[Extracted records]

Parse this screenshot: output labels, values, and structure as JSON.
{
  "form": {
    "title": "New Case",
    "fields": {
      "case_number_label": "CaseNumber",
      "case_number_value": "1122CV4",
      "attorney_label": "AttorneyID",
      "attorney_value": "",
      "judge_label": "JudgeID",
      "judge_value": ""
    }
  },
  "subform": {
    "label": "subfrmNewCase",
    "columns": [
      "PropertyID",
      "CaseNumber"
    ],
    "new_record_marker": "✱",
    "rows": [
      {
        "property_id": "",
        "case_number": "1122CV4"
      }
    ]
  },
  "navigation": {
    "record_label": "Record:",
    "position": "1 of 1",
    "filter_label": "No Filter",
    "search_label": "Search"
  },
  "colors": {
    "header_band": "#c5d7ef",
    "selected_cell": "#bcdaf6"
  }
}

> _Required work_
Write out every entry again, keeping each line exactly the same.

> _Exercise output_
Parse this screenshot: output labels, values, and structure as JSON.
{
  "form": {
    "title": "New Case",
    "fields": {
      "case_number_label": "CaseNumber",
      "case_number_value": "1122CV4",
      "attorney_label": "AttorneyID",
      "attorney_value": "",
      "judge_label": "JudgeID",
      "judge_value": ""
    }
  },
  "subform": {
    "label": "subfrmNewCase",
    "columns": [
      "PropertyID",
      "CaseNumber"
    ],
    "new_record_marker": "✱",
    "rows": [
      {
        "property_id": "",
        "case_number": "1122CV4"
      }
    ]
  },
  "navigation": {
    "record_label": "Record:",
    "position": "1 of 1",
    "filter_label": "No Filter",
    "search_label": "Search"
  },
  "colors": {
    "header_band": "#c5d7ef",
    "selected_cell": "#bcdaf6"
  }
}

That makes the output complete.